- [Data for this task]:
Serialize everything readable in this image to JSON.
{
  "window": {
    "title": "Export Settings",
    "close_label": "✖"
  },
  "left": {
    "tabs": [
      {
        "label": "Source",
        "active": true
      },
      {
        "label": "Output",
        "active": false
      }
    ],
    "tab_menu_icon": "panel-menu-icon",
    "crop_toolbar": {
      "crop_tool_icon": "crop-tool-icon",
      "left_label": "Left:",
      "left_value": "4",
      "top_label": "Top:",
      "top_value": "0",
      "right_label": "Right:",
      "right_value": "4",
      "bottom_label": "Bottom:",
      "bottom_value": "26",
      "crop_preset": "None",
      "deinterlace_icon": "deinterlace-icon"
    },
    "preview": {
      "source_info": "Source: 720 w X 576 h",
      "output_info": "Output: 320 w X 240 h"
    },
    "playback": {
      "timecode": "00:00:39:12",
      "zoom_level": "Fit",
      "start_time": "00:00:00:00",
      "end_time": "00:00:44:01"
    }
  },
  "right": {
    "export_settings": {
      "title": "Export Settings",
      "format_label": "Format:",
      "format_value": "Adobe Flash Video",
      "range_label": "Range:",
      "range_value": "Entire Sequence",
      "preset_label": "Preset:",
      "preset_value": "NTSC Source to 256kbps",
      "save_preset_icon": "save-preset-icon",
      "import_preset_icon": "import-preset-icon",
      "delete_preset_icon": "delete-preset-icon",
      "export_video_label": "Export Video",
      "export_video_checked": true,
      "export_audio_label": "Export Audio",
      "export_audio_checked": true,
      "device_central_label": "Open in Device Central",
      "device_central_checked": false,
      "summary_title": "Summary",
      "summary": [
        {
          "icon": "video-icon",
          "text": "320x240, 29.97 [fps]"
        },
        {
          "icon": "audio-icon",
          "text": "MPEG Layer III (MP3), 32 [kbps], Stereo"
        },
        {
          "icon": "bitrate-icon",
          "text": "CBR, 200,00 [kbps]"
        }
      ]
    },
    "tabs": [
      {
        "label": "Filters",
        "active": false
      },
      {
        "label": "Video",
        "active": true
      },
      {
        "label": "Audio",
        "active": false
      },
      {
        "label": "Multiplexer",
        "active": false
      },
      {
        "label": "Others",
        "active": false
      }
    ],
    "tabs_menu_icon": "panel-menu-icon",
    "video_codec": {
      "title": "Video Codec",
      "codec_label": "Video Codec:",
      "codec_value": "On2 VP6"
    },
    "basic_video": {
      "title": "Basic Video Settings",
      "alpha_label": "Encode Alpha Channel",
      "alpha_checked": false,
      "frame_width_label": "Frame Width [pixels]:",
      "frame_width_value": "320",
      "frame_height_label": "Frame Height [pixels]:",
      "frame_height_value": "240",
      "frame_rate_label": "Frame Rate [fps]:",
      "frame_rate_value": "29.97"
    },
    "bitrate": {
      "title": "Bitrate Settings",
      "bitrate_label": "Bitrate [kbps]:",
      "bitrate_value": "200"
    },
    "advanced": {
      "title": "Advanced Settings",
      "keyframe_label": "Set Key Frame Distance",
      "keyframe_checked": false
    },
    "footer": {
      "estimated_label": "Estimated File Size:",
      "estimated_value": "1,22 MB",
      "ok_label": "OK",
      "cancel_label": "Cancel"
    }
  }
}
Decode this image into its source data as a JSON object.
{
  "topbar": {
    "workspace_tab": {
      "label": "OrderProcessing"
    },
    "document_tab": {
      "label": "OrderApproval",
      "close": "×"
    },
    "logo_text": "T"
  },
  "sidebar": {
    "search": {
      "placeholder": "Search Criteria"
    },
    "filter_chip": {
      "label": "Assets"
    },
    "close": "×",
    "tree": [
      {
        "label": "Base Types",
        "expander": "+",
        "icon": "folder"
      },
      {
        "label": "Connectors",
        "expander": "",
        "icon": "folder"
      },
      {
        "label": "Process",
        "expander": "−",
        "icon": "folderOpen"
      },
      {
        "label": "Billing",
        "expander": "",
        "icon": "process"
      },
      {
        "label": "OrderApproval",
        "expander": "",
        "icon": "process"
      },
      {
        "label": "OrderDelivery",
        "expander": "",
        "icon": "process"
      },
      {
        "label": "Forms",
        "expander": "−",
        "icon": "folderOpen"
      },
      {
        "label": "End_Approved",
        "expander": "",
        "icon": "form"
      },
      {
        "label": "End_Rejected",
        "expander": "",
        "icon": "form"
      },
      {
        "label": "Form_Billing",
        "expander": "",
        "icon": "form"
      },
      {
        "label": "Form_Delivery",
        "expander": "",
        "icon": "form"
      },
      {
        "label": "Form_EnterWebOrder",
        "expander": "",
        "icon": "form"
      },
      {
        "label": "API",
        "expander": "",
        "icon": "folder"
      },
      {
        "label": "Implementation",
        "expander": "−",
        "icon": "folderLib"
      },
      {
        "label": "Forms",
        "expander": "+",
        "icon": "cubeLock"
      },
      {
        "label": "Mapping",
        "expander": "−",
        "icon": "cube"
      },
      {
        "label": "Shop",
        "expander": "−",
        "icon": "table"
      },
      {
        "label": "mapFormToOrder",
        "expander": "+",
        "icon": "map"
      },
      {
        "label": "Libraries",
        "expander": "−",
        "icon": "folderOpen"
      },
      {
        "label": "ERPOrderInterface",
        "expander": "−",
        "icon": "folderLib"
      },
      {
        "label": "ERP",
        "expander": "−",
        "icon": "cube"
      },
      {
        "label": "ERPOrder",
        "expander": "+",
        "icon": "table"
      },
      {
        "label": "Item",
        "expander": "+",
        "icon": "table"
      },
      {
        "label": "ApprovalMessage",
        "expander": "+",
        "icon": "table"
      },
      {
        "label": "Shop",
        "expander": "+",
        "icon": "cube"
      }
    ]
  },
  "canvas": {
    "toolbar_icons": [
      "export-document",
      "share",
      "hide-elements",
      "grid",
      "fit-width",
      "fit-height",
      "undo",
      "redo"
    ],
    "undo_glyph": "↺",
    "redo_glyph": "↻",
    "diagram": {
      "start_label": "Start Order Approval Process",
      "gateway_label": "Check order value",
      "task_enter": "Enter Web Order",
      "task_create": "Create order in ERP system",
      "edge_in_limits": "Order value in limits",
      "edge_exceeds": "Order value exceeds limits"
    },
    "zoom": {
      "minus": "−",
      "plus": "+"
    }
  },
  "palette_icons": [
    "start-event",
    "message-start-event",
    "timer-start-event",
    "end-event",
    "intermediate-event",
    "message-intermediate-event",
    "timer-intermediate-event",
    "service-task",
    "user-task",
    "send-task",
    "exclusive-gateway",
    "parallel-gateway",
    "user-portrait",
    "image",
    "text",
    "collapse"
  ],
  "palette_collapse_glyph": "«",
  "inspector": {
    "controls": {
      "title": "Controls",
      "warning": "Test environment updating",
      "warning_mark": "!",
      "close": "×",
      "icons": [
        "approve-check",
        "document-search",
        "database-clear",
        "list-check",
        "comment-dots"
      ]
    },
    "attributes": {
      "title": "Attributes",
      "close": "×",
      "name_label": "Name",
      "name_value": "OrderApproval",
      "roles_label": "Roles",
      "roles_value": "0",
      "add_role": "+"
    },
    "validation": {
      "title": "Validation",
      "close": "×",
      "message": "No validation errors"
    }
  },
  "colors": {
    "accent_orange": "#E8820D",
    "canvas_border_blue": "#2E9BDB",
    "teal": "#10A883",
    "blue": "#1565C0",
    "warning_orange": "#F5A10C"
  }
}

- [The task]: Reproduce all the records precisely.

- [Exercise result]:
Serialize everything readable in this image to JSON.
{
  "window": {
    "title": "Export Settings",
    "close_label": "✖"
  },
  "left": {
    "tabs": [
      {
        "label": "Source",
        "active": true
      },
      {
        "label": "Output",
        "active": false
      }
    ],
    "tab_menu_icon": "panel-menu-icon",
    "crop_toolbar": {
      "crop_tool_icon": "crop-tool-icon",
      "left_label": "Left:",
      "left_value": "4",
      "top_label": "Top:",
      "top_value": "0",
      "right_label": "Right:",
      "right_value": "4",
      "bottom_label": "Bottom:",
      "bottom_value": "26",
      "crop_preset": "None",
      "deinterlace_icon": "deinterlace-icon"
    },
    "preview": {
      "source_info": "Source: 720 w X 576 h",
      "output_info": "Output: 320 w X 240 h"
    },
    "playback": {
      "timecode": "00:00:39:12",
      "zoom_level": "Fit",
      "start_time": "00:00:00:00",
      "end_time": "00:00:44:01"
    }
  },
  "right": {
    "export_settings": {
      "title": "Export Settings",
      "format_label": "Format:",
      "format_value": "Adobe Flash Video",
      "range_label": "Range:",
      "range_value": "Entire Sequence",
      "preset_label": "Preset:",
      "preset_value": "NTSC Source to 256kbps",
      "save_preset_icon": "save-preset-icon",
      "import_preset_icon": "import-preset-icon",
      "delete_preset_icon": "delete-preset-icon",
      "export_video_label": "Export Video",
      "export_video_checked": true,
      "export_audio_label": "Export Audio",
      "export_audio_checked": true,
      "device_central_label": "Open in Device Central",
      "device_central_checked": false,
      "summary_title": "Summary",
      "summary": [
        {
          "icon": "video-icon",
          "text": "320x240, 29.97 [fps]"
        },
        {
          "icon": "audio-icon",
          "text": "MPEG Layer III (MP3), 32 [kbps], Stereo"
        },
        {
          "icon": "bitrate-icon",
          "text": "CBR, 200,00 [kbps]"
        }
      ]
    },
    "tabs": [
      {
        "label": "Filters",
        "active": false
      },
      {
        "label": "Video",
        "active": true
      },
      {
        "label": "Audio",
        "active": false
      },
      {
        "label": "Multiplexer",
        "active": false
      },
      {
        "label": "Others",
        "active": false
      }
    ],
    "tabs_menu_icon": "panel-menu-icon",
    "video_codec": {
      "title": "Video Codec",
      "codec_label": "Video Codec:",
      "codec_value": "On2 VP6"
    },
    "basic_video": {
      "title": "Basic Video Settings",
      "alpha_label": "Encode Alpha Channel",
      "alpha_checked": false,
      "frame_width_label": "Frame Width [pixels]:",
      "frame_width_value": "320",
      "frame_height_label": "Frame Height [pixels]:",
      "frame_height_value": "240",
      "frame_rate_label": "Frame Rate [fps]:",
      "frame_rate_value": "29.97"
    },
    "bitrate": {
      "title": "Bitrate Settings",
      "bitrate_label": "Bitrate [kbps]:",
      "bitrate_value": "200"
    },
    "advanced": {
      "title": "Advanced Settings",
      "keyframe_label": "Set Key Frame Distance",
      "keyframe_checked": false
    },
    "footer": {
      "estimated_label": "Estimated File Size:",
      "estimated_value": "1,22 MB",
      "ok_label": "OK",
      "cancel_label": "Cancel"
    }
  }
}
Decode this image into its source data as a JSON object.
{
  "topbar": {
    "workspace_tab": {
      "label": "OrderProcessing"
    },
    "document_tab": {
      "label": "OrderApproval",
      "close": "×"
    },
    "logo_text": "T"
  },
  "sidebar": {
    "search": {
      "placeholder": "Search Criteria"
    },
    "filter_chip": {
      "label": "Assets"
    },
    "close": "×",
    "tree": [
      {
        "label": "Base Types",
        "expander": "+",
        "icon": "folder"
      },
      {
        "label": "Connectors",
        "expander": "",
        "icon": "folder"
      },
      {
        "label": "Process",
        "expander": "−",
        "icon": "folderOpen"
      },
      {
        "label": "Billing",
        "expander": "",
        "icon": "process"
      },
      {
        "label": "OrderApproval",
        "expander": "",
        "icon": "process"
      },
      {
        "label": "OrderDelivery",
        "expander": "",
        "icon": "process"
      },
      {
        "label": "Forms",
        "expander": "−",
        "icon": "folderOpen"
      },
      {
        "label": "End_Approved",
        "expander": "",
        "icon": "form"
      },
      {
        "label": "End_Rejected",
        "expander": "",
        "icon": "form"
      },
      {
        "label": "Form_Billing",
        "expander": "",
        "icon": "form"
      },
      {
        "label": "Form_Delivery",
        "expander": "",
        "icon": "form"
      },
      {
        "label": "Form_EnterWebOrder",
        "expander": "",
        "icon": "form"
      },
      {
        "label": "API",
        "expander": "",
        "icon": "folder"
      },
      {
        "label": "Implementation",
        "expander": "−",
        "icon": "folderLib"
      },
      {
        "label": "Forms",
        "expander": "+",
        "icon": "cubeLock"
      },
      {
        "label": "Mapping",
        "expander": "−",
        "icon": "cube"
      },
      {
        "label": "Shop",
        "expander": "−",
        "icon": "table"
      },
      {
        "label": "mapFormToOrder",
        "expander": "+",
        "icon": "map"
      },
      {
        "label": "Libraries",
        "expander": "−",
        "icon": "folderOpen"
      },
      {
        "label": "ERPOrderInterface",
        "expander": "−",
        "icon": "folderLib"
      },
      {
        "label": "ERP",
        "expander": "−",
        "icon": "cube"
      },
      {
        "label": "ERPOrder",
        "expander": "+",
        "icon": "table"
      },
      {
        "label": "Item",
        "expander": "+",
        "icon": "table"
      },
      {
        "label": "ApprovalMessage",
        "expander": "+",
        "icon": "table"
      },
      {
        "label": "Shop",
        "expander": "+",
        "icon": "cube"
      }
    ]
  },
  "canvas": {
    "toolbar_icons": [
      "export-document",
      "share",
      "hide-elements",
      "grid",
      "fit-width",
      "fit-height",
      "undo",
      "redo"
    ],
    "undo_glyph": "↺",
    "redo_glyph": "↻",
    "diagram": {
      "start_label": "Start Order Approval Process",
      "gateway_label": "Check order value",
      "task_enter": "Enter Web Order",
      "task_create": "Create order in ERP system",
      "edge_in_limits": "Order value in limits",
      "edge_exceeds": "Order value exceeds limits"
    },
    "zoom": {
      "minus": "−",
      "plus": "+"
    }
  },
  "palette_icons": [
    "start-event",
    "message-start-event",
    "timer-start-event",
    "end-event",
    "intermediate-event",
    "message-intermediate-event",
    "timer-intermediate-event",
    "service-task",
    "user-task",
    "send-task",
    "exclusive-gateway",
    "parallel-gateway",
    "user-portrait",
    "image",
    "text",
    "collapse"
  ],
  "palette_collapse_glyph": "«",
  "inspector": {
    "controls": {
      "title": "Controls",
      "warning": "Test environment updating",
      "warning_mark": "!",
      "close": "×",
      "icons": [
        "approve-check",
        "document-search",
        "database-clear",
        "list-check",
        "comment-dots"
      ]
    },
    "attributes": {
      "title": "Attributes",
      "close": "×",
      "name_label": "Name",
      "name_value": "OrderApproval",
      "roles_label": "Roles",
      "roles_value": "0",
      "add_role": "+"
    },
    "validation": {
      "title": "Validation",
      "close": "×",
      "message": "No validation errors"
    }
  },
  "colors": {
    "accent_orange": "#E8820D",
    "canvas_border_blue": "#2E9BDB",
    "teal": "#10A883",
    "blue": "#1565C0",
    "warning_orange": "#F5A10C"
  }
}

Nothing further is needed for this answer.